[INSTRUCTIONS FOR THE TASK]:
Copy each line exactly. Drop every picture.

Dataset listings of figures:
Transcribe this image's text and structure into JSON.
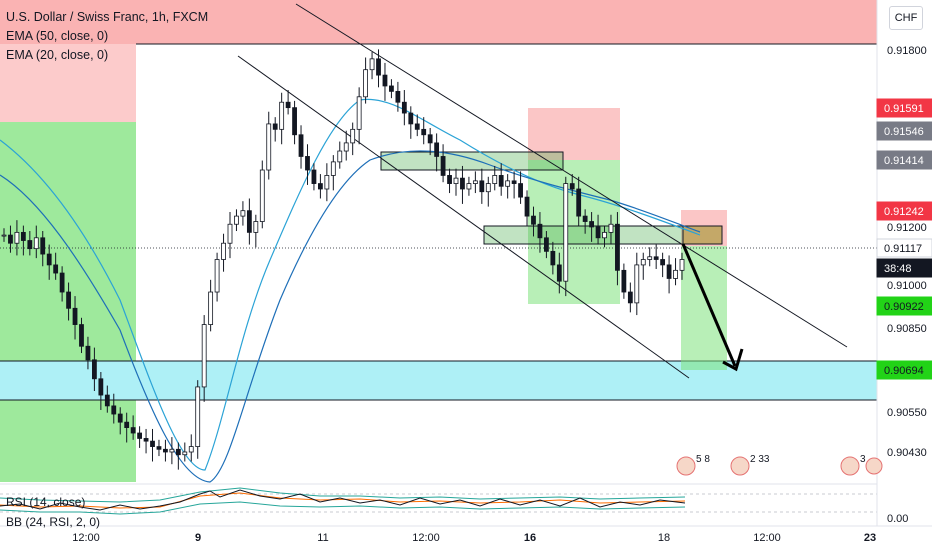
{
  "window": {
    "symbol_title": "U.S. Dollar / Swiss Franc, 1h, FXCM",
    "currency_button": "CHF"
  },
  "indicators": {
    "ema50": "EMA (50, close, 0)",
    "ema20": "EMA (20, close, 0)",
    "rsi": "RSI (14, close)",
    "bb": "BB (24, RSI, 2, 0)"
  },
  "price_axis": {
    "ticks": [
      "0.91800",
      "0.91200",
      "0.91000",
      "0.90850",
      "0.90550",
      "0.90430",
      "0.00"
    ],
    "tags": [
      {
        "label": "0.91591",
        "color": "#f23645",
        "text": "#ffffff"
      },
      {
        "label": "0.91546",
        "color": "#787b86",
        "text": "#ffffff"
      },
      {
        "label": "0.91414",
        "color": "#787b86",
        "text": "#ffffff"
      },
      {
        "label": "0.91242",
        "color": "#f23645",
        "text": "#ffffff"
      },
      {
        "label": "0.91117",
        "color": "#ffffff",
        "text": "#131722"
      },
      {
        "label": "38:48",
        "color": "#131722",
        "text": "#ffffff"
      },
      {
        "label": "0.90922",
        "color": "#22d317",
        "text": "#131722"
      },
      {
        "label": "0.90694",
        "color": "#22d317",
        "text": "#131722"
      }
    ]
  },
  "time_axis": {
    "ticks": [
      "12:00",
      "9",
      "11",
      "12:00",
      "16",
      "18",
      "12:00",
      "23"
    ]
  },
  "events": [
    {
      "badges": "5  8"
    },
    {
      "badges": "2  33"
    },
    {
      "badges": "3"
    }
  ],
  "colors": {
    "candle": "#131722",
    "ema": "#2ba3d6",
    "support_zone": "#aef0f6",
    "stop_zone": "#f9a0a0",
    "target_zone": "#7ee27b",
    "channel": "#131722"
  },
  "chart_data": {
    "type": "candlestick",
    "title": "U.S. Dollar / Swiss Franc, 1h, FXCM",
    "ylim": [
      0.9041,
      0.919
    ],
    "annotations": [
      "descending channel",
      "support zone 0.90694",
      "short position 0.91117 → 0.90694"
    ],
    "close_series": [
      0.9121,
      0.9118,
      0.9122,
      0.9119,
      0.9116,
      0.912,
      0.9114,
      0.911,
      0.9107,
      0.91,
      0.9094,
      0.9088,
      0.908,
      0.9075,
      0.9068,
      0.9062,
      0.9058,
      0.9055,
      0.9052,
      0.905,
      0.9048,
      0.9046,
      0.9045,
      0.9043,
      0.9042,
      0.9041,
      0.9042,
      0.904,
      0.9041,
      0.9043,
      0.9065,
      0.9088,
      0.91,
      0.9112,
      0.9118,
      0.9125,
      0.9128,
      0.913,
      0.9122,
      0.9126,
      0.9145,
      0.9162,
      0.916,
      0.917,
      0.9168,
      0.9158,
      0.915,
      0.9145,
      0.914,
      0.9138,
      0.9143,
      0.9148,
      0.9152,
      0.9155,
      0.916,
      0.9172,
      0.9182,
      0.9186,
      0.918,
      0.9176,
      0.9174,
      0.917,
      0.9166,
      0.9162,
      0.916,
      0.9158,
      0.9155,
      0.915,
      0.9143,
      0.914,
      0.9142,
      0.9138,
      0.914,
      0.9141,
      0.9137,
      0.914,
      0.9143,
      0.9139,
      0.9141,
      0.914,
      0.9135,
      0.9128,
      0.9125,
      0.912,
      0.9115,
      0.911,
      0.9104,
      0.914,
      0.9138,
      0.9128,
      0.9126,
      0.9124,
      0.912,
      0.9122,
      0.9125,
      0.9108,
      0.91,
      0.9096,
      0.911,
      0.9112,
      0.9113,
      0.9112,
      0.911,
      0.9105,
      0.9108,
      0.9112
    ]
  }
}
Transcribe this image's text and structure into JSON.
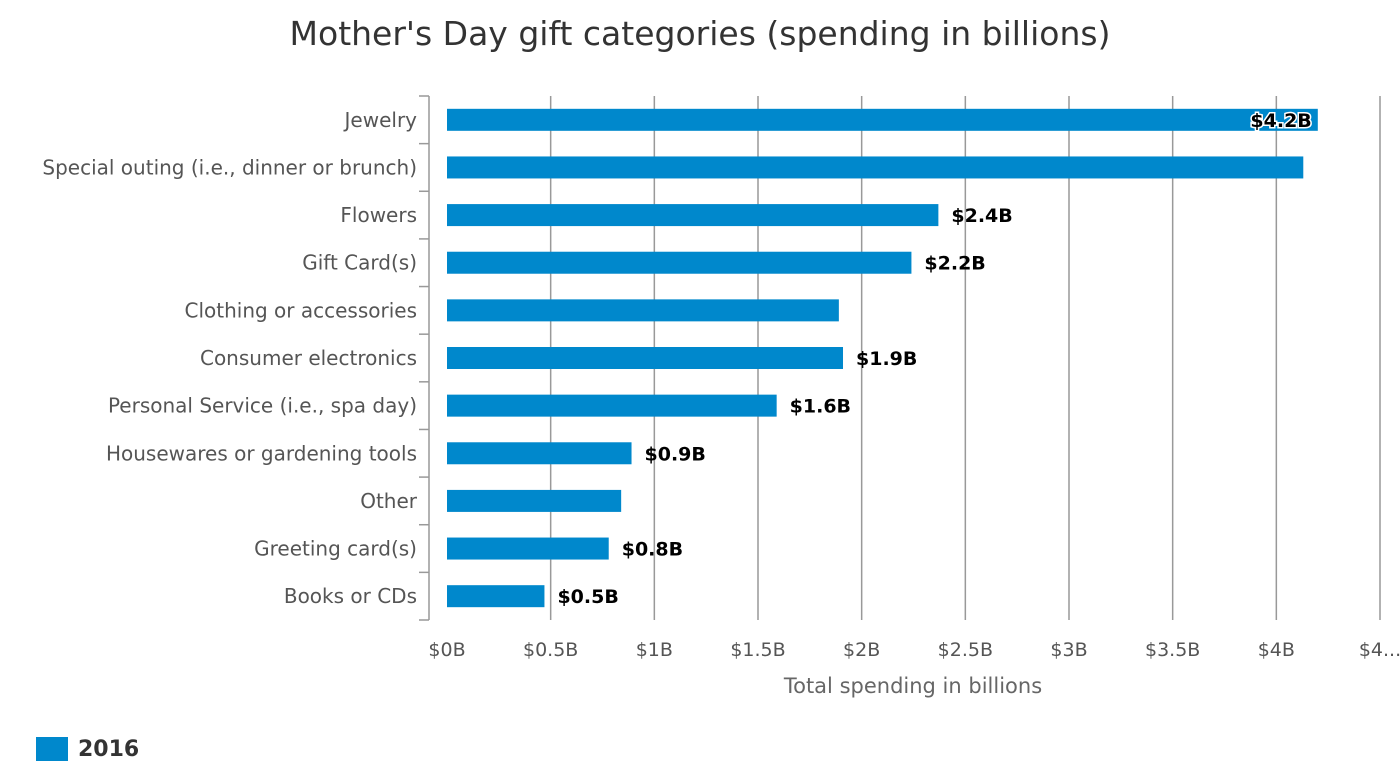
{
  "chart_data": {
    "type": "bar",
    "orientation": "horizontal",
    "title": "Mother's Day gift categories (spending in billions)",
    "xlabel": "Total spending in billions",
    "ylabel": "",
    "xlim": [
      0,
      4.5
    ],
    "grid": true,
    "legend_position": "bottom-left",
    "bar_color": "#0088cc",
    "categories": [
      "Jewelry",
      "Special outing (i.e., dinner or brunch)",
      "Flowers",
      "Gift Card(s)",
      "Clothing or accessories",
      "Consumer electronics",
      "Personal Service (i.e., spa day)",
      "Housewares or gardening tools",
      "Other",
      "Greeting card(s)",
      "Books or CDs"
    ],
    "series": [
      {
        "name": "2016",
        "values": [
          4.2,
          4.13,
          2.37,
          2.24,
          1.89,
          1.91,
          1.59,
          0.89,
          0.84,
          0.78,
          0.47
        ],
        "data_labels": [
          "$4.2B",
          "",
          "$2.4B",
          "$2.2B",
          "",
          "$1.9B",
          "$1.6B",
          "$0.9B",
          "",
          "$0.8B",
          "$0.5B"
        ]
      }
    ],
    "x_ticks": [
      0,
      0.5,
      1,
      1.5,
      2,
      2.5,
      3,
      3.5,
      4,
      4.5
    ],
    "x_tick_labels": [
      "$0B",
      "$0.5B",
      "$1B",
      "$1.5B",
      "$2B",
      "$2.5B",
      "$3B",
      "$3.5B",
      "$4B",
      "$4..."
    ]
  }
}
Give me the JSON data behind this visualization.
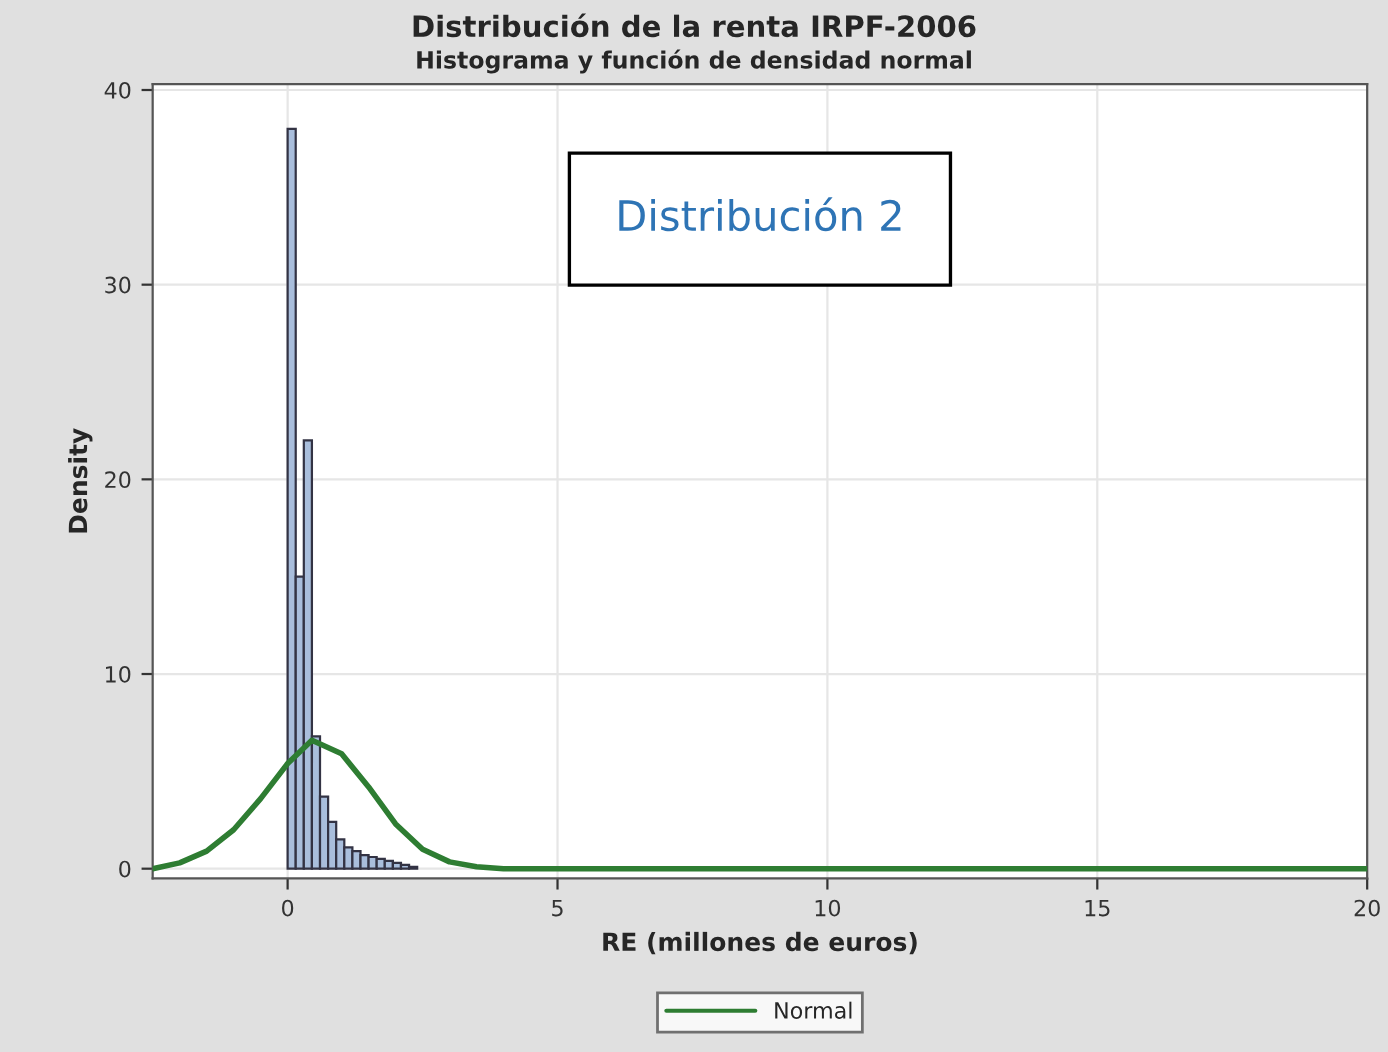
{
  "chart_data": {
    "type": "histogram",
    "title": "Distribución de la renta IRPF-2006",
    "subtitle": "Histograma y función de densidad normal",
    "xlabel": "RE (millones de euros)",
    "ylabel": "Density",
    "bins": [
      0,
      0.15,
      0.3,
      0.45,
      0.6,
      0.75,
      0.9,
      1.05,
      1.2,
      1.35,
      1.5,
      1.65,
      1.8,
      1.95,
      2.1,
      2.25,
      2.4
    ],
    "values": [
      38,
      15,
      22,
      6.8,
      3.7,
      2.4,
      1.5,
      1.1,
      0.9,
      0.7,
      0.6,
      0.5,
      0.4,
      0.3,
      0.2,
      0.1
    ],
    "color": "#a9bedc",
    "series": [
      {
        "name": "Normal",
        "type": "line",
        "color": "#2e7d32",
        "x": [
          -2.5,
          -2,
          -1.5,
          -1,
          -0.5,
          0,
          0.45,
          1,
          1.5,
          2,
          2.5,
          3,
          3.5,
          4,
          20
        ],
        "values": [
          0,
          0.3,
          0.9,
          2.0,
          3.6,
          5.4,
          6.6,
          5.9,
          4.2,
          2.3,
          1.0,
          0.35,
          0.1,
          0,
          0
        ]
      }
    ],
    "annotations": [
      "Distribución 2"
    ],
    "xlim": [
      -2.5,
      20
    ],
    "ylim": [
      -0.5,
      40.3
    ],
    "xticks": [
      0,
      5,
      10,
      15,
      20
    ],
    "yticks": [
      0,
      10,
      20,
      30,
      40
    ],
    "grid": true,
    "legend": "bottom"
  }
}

[RESPONSE]:
Transcribe this image's text and structure into JSON.
{
  "window": {
    "symbol_title": "U.S. Dollar / Swiss Franc, 1h, FXCM",
    "currency_button": "CHF"
  },
  "indicators": {
    "ema50": "EMA (50, close, 0)",
    "ema20": "EMA (20, close, 0)",
    "rsi": "RSI (14, close)",
    "bb": "BB (24, RSI, 2, 0)"
  },
  "price_axis": {
    "ticks": [
      "0.91800",
      "0.91200",
      "0.91000",
      "0.90850",
      "0.90550",
      "0.90430",
      "0.00"
    ],
    "tags": [
      {
        "label": "0.91591",
        "color": "#f23645",
        "text": "#ffffff"
      },
      {
        "label": "0.91546",
        "color": "#787b86",
        "text": "#ffffff"
      },
      {
        "label": "0.91414",
        "color": "#787b86",
        "text": "#ffffff"
      },
      {
        "label": "0.91242",
        "color": "#f23645",
        "text": "#ffffff"
      },
      {
        "label": "0.91117",
        "color": "#ffffff",
        "text": "#131722"
      },
      {
        "label": "38:48",
        "color": "#131722",
        "text": "#ffffff"
      },
      {
        "label": "0.90922",
        "color": "#22d317",
        "text": "#131722"
      },
      {
        "label": "0.90694",
        "color": "#22d317",
        "text": "#131722"
      }
    ]
  },
  "time_axis": {
    "ticks": [
      "12:00",
      "9",
      "11",
      "12:00",
      "16",
      "18",
      "12:00",
      "23"
    ]
  },
  "events": [
    {
      "badges": "5  8"
    },
    {
      "badges": "2  33"
    },
    {
      "badges": "3"
    }
  ],
  "colors": {
    "candle": "#131722",
    "ema": "#2ba3d6",
    "support_zone": "#aef0f6",
    "stop_zone": "#f9a0a0",
    "target_zone": "#7ee27b",
    "channel": "#131722"
  },
  "chart_data": {
    "type": "candlestick",
    "title": "U.S. Dollar / Swiss Franc, 1h, FXCM",
    "ylim": [
      0.9041,
      0.919
    ],
    "annotations": [
      "descending channel",
      "support zone 0.90694",
      "short position 0.91117 → 0.90694"
    ],
    "close_series": [
      0.9121,
      0.9118,
      0.9122,
      0.9119,
      0.9116,
      0.912,
      0.9114,
      0.911,
      0.9107,
      0.91,
      0.9094,
      0.9088,
      0.908,
      0.9075,
      0.9068,
      0.9062,
      0.9058,
      0.9055,
      0.9052,
      0.905,
      0.9048,
      0.9046,
      0.9045,
      0.9043,
      0.9042,
      0.9041,
      0.9042,
      0.904,
      0.9041,
      0.9043,
      0.9065,
      0.9088,
      0.91,
      0.9112,
      0.9118,
      0.9125,
      0.9128,
      0.913,
      0.9122,
      0.9126,
      0.9145,
      0.9162,
      0.916,
      0.917,
      0.9168,
      0.9158,
      0.915,
      0.9145,
      0.914,
      0.9138,
      0.9143,
      0.9148,
      0.9152,
      0.9155,
      0.916,
      0.9172,
      0.9182,
      0.9186,
      0.918,
      0.9176,
      0.9174,
      0.917,
      0.9166,
      0.9162,
      0.916,
      0.9158,
      0.9155,
      0.915,
      0.9143,
      0.914,
      0.9142,
      0.9138,
      0.914,
      0.9141,
      0.9137,
      0.914,
      0.9143,
      0.9139,
      0.9141,
      0.914,
      0.9135,
      0.9128,
      0.9125,
      0.912,
      0.9115,
      0.911,
      0.9104,
      0.914,
      0.9138,
      0.9128,
      0.9126,
      0.9124,
      0.912,
      0.9122,
      0.9125,
      0.9108,
      0.91,
      0.9096,
      0.911,
      0.9112,
      0.9113,
      0.9112,
      0.911,
      0.9105,
      0.9108,
      0.9112
    ]
  }
}
Transcribe this image's text and structure into JSON.
{
  "chart_data": {
    "type": "bar",
    "orientation": "horizontal",
    "title": "Mother's Day gift categories (spending in billions)",
    "xlabel": "Total spending in billions",
    "ylabel": "",
    "xlim": [
      0,
      4.5
    ],
    "grid": true,
    "legend_position": "bottom-left",
    "bar_color": "#0088cc",
    "categories": [
      "Jewelry",
      "Special outing (i.e., dinner or brunch)",
      "Flowers",
      "Gift Card(s)",
      "Clothing or accessories",
      "Consumer electronics",
      "Personal Service (i.e., spa day)",
      "Housewares or gardening tools",
      "Other",
      "Greeting card(s)",
      "Books or CDs"
    ],
    "series": [
      {
        "name": "2016",
        "values": [
          4.2,
          4.13,
          2.37,
          2.24,
          1.89,
          1.91,
          1.59,
          0.89,
          0.84,
          0.78,
          0.47
        ],
        "data_labels": [
          "$4.2B",
          "",
          "$2.4B",
          "$2.2B",
          "",
          "$1.9B",
          "$1.6B",
          "$0.9B",
          "",
          "$0.8B",
          "$0.5B"
        ]
      }
    ],
    "x_ticks": [
      0,
      0.5,
      1,
      1.5,
      2,
      2.5,
      3,
      3.5,
      4,
      4.5
    ],
    "x_tick_labels": [
      "$0B",
      "$0.5B",
      "$1B",
      "$1.5B",
      "$2B",
      "$2.5B",
      "$3B",
      "$3.5B",
      "$4B",
      "$4..."
    ]
  }
}
Give me the JSON data behind this visualization.
{
  "chart_data": {
    "type": "histogram",
    "title": "Distribución de la renta IRPF-2006",
    "subtitle": "Histograma y función de densidad normal",
    "xlabel": "RE (millones de euros)",
    "ylabel": "Density",
    "bins": [
      0,
      0.15,
      0.3,
      0.45,
      0.6,
      0.75,
      0.9,
      1.05,
      1.2,
      1.35,
      1.5,
      1.65,
      1.8,
      1.95,
      2.1,
      2.25,
      2.4
    ],
    "values": [
      38,
      15,
      22,
      6.8,
      3.7,
      2.4,
      1.5,
      1.1,
      0.9,
      0.7,
      0.6,
      0.5,
      0.4,
      0.3,
      0.2,
      0.1
    ],
    "color": "#a9bedc",
    "series": [
      {
        "name": "Normal",
        "type": "line",
        "color": "#2e7d32",
        "x": [
          -2.5,
          -2,
          -1.5,
          -1,
          -0.5,
          0,
          0.45,
          1,
          1.5,
          2,
          2.5,
          3,
          3.5,
          4,
          20
        ],
        "values": [
          0,
          0.3,
          0.9,
          2.0,
          3.6,
          5.4,
          6.6,
          5.9,
          4.2,
          2.3,
          1.0,
          0.35,
          0.1,
          0,
          0
        ]
      }
    ],
    "annotations": [
      "Distribución 2"
    ],
    "xlim": [
      -2.5,
      20
    ],
    "ylim": [
      -0.5,
      40.3
    ],
    "xticks": [
      0,
      5,
      10,
      15,
      20
    ],
    "yticks": [
      0,
      10,
      20,
      30,
      40
    ],
    "grid": true,
    "legend": "bottom"
  }
}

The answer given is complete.